◆ **PROBLEM REQUIREMENTS**: Filter the data below for the string "osion" and copy each matching line.

--- Begin WORKING DATA ---

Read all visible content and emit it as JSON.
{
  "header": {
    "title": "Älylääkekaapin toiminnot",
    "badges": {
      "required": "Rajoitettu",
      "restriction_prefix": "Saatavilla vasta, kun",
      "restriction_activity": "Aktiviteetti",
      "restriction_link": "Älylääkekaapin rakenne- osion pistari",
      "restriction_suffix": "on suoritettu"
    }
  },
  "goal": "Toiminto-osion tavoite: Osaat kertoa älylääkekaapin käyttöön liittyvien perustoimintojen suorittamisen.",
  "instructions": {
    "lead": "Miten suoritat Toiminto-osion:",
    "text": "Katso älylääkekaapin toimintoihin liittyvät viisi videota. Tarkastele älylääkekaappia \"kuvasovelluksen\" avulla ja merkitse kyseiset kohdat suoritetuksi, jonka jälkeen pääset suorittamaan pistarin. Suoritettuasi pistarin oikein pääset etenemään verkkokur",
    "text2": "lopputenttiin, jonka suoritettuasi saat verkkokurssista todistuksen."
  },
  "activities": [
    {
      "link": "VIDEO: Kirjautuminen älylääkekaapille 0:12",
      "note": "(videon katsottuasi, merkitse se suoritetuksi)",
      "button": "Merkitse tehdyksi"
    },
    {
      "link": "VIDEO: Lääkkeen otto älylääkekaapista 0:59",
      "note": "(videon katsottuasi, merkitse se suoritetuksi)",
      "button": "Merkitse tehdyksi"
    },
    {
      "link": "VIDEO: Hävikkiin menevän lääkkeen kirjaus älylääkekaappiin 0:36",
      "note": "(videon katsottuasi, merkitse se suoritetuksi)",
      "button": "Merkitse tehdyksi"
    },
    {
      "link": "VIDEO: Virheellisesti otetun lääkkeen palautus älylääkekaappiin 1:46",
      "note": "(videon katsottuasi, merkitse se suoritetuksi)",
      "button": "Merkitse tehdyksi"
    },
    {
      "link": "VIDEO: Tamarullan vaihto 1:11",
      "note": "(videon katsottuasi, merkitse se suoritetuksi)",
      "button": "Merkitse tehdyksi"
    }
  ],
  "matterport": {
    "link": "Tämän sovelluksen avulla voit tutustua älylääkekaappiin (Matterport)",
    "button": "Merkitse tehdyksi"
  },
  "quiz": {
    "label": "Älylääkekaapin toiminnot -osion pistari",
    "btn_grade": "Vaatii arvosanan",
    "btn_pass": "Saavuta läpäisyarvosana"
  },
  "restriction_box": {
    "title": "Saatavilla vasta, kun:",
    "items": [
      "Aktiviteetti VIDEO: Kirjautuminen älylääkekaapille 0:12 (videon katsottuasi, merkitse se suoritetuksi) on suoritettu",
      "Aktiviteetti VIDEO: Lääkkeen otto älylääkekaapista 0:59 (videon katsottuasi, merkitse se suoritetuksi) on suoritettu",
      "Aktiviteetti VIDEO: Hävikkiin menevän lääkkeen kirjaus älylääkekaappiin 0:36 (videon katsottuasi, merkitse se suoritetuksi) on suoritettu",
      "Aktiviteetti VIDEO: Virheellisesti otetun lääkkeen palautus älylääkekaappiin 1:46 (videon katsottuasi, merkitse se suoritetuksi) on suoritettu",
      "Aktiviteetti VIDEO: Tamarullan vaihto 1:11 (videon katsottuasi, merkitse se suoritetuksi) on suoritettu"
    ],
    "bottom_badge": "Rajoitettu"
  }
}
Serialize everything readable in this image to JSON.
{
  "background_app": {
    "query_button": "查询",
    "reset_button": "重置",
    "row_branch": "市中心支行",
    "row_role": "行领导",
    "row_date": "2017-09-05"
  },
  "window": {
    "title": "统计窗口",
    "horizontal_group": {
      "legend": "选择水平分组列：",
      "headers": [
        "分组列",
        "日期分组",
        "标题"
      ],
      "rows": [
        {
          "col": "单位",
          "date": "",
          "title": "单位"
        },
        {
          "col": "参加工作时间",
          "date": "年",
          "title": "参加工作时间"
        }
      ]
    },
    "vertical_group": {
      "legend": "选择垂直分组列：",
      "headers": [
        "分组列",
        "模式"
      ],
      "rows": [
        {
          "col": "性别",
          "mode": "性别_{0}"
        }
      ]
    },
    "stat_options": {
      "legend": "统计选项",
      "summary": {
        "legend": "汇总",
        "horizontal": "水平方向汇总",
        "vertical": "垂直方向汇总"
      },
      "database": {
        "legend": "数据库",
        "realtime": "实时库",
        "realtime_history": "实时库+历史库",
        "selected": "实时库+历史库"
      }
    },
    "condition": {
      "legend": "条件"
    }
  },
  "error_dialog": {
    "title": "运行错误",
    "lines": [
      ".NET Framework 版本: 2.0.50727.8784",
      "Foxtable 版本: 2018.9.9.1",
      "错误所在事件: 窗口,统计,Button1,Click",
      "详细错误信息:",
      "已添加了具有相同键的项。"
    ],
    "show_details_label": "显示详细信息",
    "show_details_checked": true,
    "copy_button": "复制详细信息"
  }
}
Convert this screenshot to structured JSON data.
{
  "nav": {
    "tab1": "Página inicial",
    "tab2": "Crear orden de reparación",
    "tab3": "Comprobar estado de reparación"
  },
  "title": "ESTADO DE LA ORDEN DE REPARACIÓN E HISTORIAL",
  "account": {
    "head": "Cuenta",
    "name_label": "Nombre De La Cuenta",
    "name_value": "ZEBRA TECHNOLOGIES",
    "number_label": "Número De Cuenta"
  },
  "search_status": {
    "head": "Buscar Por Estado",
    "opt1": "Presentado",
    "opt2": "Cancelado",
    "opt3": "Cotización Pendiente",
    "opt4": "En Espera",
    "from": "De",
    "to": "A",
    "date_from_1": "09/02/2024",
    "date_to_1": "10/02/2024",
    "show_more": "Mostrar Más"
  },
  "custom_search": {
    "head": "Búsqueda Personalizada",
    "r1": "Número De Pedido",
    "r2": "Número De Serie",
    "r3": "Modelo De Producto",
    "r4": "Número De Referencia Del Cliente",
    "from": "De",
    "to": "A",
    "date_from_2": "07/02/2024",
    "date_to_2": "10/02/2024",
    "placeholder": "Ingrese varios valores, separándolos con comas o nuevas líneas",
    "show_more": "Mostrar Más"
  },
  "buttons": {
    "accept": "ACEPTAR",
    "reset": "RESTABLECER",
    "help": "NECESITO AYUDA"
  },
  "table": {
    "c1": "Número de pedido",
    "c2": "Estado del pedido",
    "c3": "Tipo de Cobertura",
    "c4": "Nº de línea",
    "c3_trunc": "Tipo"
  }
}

--- End WORKING DATA ---

◆ **IN RESPONSE**:
      "restriction_link": "Älylääkekaapin rakenne- osion pistari",
  "goal": "Toiminto-osion tavoite: Osaat kertoa älylääkekaapin käyttöön liittyvien perustoimintojen suorittamisen.",
    "lead": "Miten suoritat Toiminto-osion:",
    "label": "Älylääkekaapin toiminnot -osion pistari",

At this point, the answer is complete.